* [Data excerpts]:
╔══
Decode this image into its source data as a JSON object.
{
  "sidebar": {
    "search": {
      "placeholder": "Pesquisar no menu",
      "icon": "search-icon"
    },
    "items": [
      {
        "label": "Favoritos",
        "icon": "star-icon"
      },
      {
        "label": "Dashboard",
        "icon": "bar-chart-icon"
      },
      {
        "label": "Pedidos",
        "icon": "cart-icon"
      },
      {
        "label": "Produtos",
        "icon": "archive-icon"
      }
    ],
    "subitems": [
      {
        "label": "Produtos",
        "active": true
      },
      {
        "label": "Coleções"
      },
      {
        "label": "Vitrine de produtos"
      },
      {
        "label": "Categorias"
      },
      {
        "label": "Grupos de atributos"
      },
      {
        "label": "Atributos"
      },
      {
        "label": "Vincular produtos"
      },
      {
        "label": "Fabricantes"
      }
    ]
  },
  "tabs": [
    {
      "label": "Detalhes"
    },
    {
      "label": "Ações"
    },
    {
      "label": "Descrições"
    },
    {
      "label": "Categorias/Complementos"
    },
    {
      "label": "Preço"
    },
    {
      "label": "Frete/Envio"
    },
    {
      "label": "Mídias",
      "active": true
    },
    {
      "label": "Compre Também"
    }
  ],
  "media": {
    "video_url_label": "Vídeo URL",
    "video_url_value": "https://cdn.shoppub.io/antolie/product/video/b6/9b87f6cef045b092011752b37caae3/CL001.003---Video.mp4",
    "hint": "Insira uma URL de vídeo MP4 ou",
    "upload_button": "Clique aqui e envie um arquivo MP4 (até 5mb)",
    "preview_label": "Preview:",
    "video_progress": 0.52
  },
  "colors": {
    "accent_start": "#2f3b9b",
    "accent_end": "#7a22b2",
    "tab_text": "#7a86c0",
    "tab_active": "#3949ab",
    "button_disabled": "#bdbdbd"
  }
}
╚══
* [EXERCISE TASK]:
All of the lines above need to be given again exactly.

* [EXERCISE OUTPUT]:
Decode this image into its source data as a JSON object.
{
  "sidebar": {
    "search": {
      "placeholder": "Pesquisar no menu",
      "icon": "search-icon"
    },
    "items": [
      {
        "label": "Favoritos",
        "icon": "star-icon"
      },
      {
        "label": "Dashboard",
        "icon": "bar-chart-icon"
      },
      {
        "label": "Pedidos",
        "icon": "cart-icon"
      },
      {
        "label": "Produtos",
        "icon": "archive-icon"
      }
    ],
    "subitems": [
      {
        "label": "Produtos",
        "active": true
      },
      {
        "label": "Coleções"
      },
      {
        "label": "Vitrine de produtos"
      },
      {
        "label": "Categorias"
      },
      {
        "label": "Grupos de atributos"
      },
      {
        "label": "Atributos"
      },
      {
        "label": "Vincular produtos"
      },
      {
        "label": "Fabricantes"
      }
    ]
  },
  "tabs": [
    {
      "label": "Detalhes"
    },
    {
      "label": "Ações"
    },
    {
      "label": "Descrições"
    },
    {
      "label": "Categorias/Complementos"
    },
    {
      "label": "Preço"
    },
    {
      "label": "Frete/Envio"
    },
    {
      "label": "Mídias",
      "active": true
    },
    {
      "label": "Compre Também"
    }
  ],
  "media": {
    "video_url_label": "Vídeo URL",
    "video_url_value": "https://cdn.shoppub.io/antolie/product/video/b6/9b87f6cef045b092011752b37caae3/CL001.003---Video.mp4",
    "hint": "Insira uma URL de vídeo MP4 ou",
    "upload_button": "Clique aqui e envie um arquivo MP4 (até 5mb)",
    "preview_label": "Preview:",
    "video_progress": 0.52
  },
  "colors": {
    "accent_start": "#2f3b9b",
    "accent_end": "#7a22b2",
    "tab_text": "#7a86c0",
    "tab_active": "#3949ab",
    "button_disabled": "#bdbdbd"
  }
}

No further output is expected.